• [SET TASK]
Each entry below is to be extracted exactly.

= = = =

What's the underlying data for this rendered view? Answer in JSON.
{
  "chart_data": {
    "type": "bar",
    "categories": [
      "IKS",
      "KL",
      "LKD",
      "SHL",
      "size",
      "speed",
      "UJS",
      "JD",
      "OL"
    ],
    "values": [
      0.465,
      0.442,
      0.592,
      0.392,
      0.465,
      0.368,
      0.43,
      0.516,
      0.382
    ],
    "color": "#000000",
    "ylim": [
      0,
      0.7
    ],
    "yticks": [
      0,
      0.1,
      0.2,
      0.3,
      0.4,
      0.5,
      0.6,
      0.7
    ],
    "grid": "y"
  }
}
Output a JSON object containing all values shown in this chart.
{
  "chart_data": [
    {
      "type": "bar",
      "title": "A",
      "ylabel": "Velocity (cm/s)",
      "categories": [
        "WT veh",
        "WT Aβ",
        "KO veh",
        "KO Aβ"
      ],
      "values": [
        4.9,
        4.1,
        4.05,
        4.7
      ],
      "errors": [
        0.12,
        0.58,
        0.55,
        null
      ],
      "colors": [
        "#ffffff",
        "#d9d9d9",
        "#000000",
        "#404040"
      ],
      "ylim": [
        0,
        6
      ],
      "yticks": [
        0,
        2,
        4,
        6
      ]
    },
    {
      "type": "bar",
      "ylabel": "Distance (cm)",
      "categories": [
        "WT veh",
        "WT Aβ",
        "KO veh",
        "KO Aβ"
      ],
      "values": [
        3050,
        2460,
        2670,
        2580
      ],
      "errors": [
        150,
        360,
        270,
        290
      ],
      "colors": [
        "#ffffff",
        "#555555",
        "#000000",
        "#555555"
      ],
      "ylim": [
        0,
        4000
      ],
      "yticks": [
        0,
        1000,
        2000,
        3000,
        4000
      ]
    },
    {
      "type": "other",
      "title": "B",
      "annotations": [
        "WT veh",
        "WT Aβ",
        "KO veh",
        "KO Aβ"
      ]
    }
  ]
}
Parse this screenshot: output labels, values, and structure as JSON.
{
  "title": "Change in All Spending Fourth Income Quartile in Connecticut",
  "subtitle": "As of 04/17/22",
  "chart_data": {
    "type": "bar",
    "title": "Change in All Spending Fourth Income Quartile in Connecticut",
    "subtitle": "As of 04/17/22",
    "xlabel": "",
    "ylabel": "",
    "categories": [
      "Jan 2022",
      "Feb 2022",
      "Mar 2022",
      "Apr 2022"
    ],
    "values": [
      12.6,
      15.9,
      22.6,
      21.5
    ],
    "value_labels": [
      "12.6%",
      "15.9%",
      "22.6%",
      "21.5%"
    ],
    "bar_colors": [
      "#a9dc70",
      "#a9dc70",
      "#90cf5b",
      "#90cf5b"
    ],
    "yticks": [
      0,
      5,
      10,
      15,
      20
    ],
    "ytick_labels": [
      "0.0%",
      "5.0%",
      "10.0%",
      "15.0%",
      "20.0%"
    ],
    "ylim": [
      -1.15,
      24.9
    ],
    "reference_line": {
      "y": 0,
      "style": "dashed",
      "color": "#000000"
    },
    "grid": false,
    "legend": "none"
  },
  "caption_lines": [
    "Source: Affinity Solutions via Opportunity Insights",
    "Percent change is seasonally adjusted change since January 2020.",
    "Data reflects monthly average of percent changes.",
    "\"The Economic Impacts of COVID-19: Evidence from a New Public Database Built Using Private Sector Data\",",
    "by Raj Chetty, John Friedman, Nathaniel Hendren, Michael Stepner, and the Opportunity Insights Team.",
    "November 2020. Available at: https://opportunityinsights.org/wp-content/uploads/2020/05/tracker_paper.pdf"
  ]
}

= = = =

• [WRITTEN SOLUTION]
What's the underlying data for this rendered view? Answer in JSON.
{
  "chart_data": {
    "type": "bar",
    "categories": [
      "IKS",
      "KL",
      "LKD",
      "SHL",
      "size",
      "speed",
      "UJS",
      "JD",
      "OL"
    ],
    "values": [
      0.465,
      0.442,
      0.592,
      0.392,
      0.465,
      0.368,
      0.43,
      0.516,
      0.382
    ],
    "color": "#000000",
    "ylim": [
      0,
      0.7
    ],
    "yticks": [
      0,
      0.1,
      0.2,
      0.3,
      0.4,
      0.5,
      0.6,
      0.7
    ],
    "grid": "y"
  }
}
Output a JSON object containing all values shown in this chart.
{
  "chart_data": [
    {
      "type": "bar",
      "title": "A",
      "ylabel": "Velocity (cm/s)",
      "categories": [
        "WT veh",
        "WT Aβ",
        "KO veh",
        "KO Aβ"
      ],
      "values": [
        4.9,
        4.1,
        4.05,
        4.7
      ],
      "errors": [
        0.12,
        0.58,
        0.55,
        null
      ],
      "colors": [
        "#ffffff",
        "#d9d9d9",
        "#000000",
        "#404040"
      ],
      "ylim": [
        0,
        6
      ],
      "yticks": [
        0,
        2,
        4,
        6
      ]
    },
    {
      "type": "bar",
      "ylabel": "Distance (cm)",
      "categories": [
        "WT veh",
        "WT Aβ",
        "KO veh",
        "KO Aβ"
      ],
      "values": [
        3050,
        2460,
        2670,
        2580
      ],
      "errors": [
        150,
        360,
        270,
        290
      ],
      "colors": [
        "#ffffff",
        "#555555",
        "#000000",
        "#555555"
      ],
      "ylim": [
        0,
        4000
      ],
      "yticks": [
        0,
        1000,
        2000,
        3000,
        4000
      ]
    },
    {
      "type": "other",
      "title": "B",
      "annotations": [
        "WT veh",
        "WT Aβ",
        "KO veh",
        "KO Aβ"
      ]
    }
  ]
}
Parse this screenshot: output labels, values, and structure as JSON.
{
  "title": "Change in All Spending Fourth Income Quartile in Connecticut",
  "subtitle": "As of 04/17/22",
  "chart_data": {
    "type": "bar",
    "title": "Change in All Spending Fourth Income Quartile in Connecticut",
    "subtitle": "As of 04/17/22",
    "xlabel": "",
    "ylabel": "",
    "categories": [
      "Jan 2022",
      "Feb 2022",
      "Mar 2022",
      "Apr 2022"
    ],
    "values": [
      12.6,
      15.9,
      22.6,
      21.5
    ],
    "value_labels": [
      "12.6%",
      "15.9%",
      "22.6%",
      "21.5%"
    ],
    "bar_colors": [
      "#a9dc70",
      "#a9dc70",
      "#90cf5b",
      "#90cf5b"
    ],
    "yticks": [
      0,
      5,
      10,
      15,
      20
    ],
    "ytick_labels": [
      "0.0%",
      "5.0%",
      "10.0%",
      "15.0%",
      "20.0%"
    ],
    "ylim": [
      -1.15,
      24.9
    ],
    "reference_line": {
      "y": 0,
      "style": "dashed",
      "color": "#000000"
    },
    "grid": false,
    "legend": "none"
  },
  "caption_lines": [
    "Source: Affinity Solutions via Opportunity Insights",
    "Percent change is seasonally adjusted change since January 2020.",
    "Data reflects monthly average of percent changes.",
    "\"The Economic Impacts of COVID-19: Evidence from a New Public Database Built Using Private Sector Data\",",
    "by Raj Chetty, John Friedman, Nathaniel Hendren, Michael Stepner, and the Opportunity Insights Team.",
    "November 2020. Available at: https://opportunityinsights.org/wp-content/uploads/2020/05/tracker_paper.pdf"
  ]
}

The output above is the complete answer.